> _GIVEN REQUEST_
The listing below should be printed exactly, every line of it. Skip the pictures.

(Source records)
__________

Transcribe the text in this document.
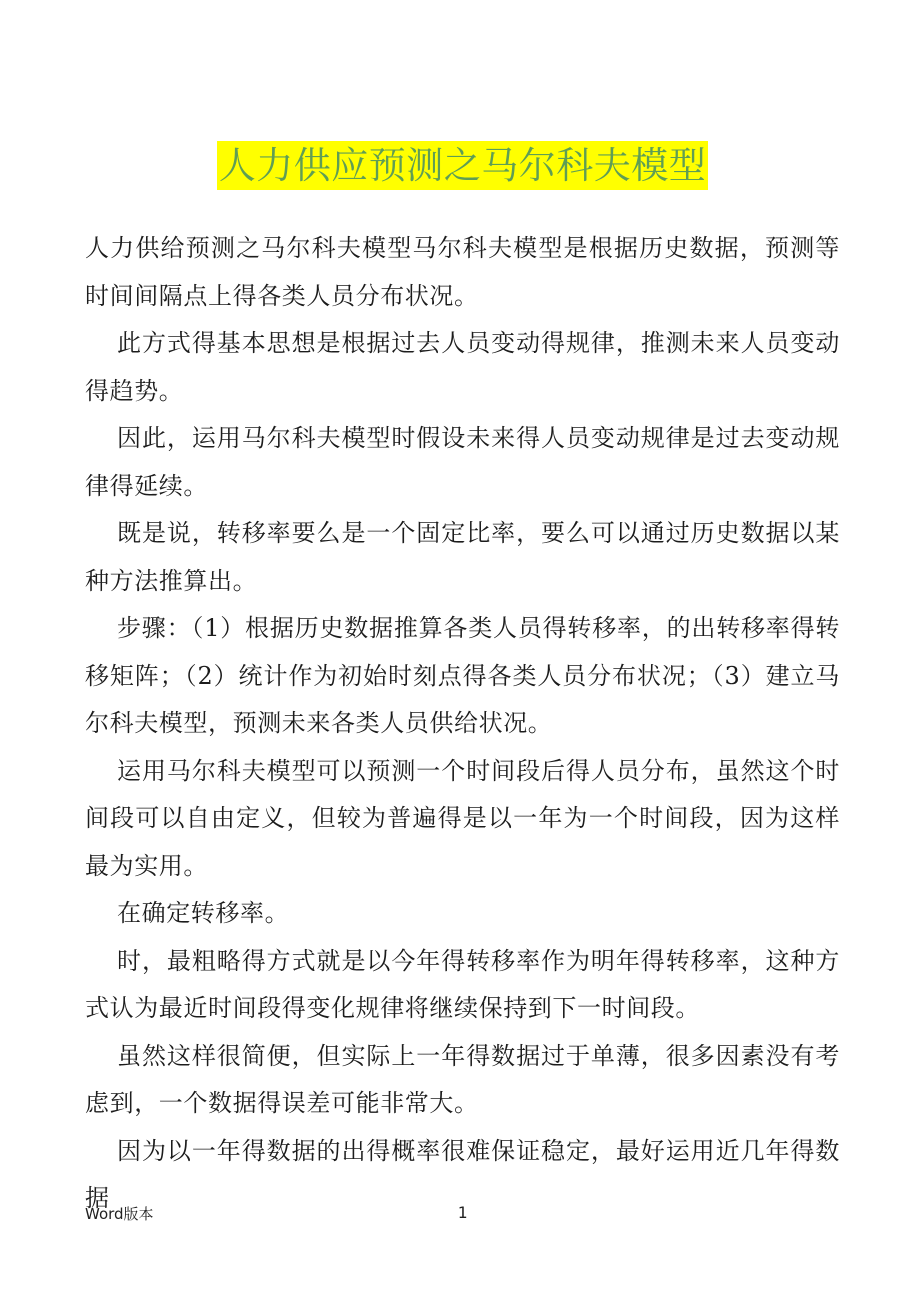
人力供应预测之马尔科夫模型

人力供给预测之马尔科夫模型马尔科夫模型是根据历史数据，预测等时间间隔点上得各类人员分布状况。

此方式得基本思想是根据过去人员变动得规律，推测未来人员变动得趋势。

因此，运用马尔科夫模型时假设未来得人员变动规律是过去变动规律得延续。

既是说，转移率要么是一个固定比率，要么可以通过历史数据以某种方法推算出。

步骤：（1）根据历史数据推算各类人员得转移率，的出转移率得转移矩阵；（2）统计作为初始时刻点得各类人员分布状况；（3）建立马尔科夫模型，预测未来各类人员供给状况。

运用马尔科夫模型可以预测一个时间段后得人员分布，虽然这个时间段可以自由定义，但较为普遍得是以一年为一个时间段，因为这样最为实用。

在确定转移率。

时，最粗略得方式就是以今年得转移率作为明年得转移率，这种方式认为最近时间段得变化规律将继续保持到下一时间段。

虽然这样很简便，但实际上一年得数据过于单薄，很多因素没有考虑到，一个数据得误差可能非常大。

因为以一年得数据的出得概率很难保证稳定，最好运用近几年得数据

Word版本	1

__________

> _EXPECTED ANSWER_
Transcribe the text in this document.
人力供应预测之马尔科夫模型

人力供给预测之马尔科夫模型马尔科夫模型是根据历史数据，预测等时间间隔点上得各类人员分布状况。

此方式得基本思想是根据过去人员变动得规律，推测未来人员变动得趋势。

因此，运用马尔科夫模型时假设未来得人员变动规律是过去变动规律得延续。

既是说，转移率要么是一个固定比率，要么可以通过历史数据以某种方法推算出。

步骤：（1）根据历史数据推算各类人员得转移率，的出转移率得转移矩阵；（2）统计作为初始时刻点得各类人员分布状况；（3）建立马尔科夫模型，预测未来各类人员供给状况。

运用马尔科夫模型可以预测一个时间段后得人员分布，虽然这个时间段可以自由定义，但较为普遍得是以一年为一个时间段，因为这样最为实用。

在确定转移率。

时，最粗略得方式就是以今年得转移率作为明年得转移率，这种方式认为最近时间段得变化规律将继续保持到下一时间段。

虽然这样很简便，但实际上一年得数据过于单薄，很多因素没有考虑到，一个数据得误差可能非常大。

因为以一年得数据的出得概率很难保证稳定，最好运用近几年得数据

Word版本	1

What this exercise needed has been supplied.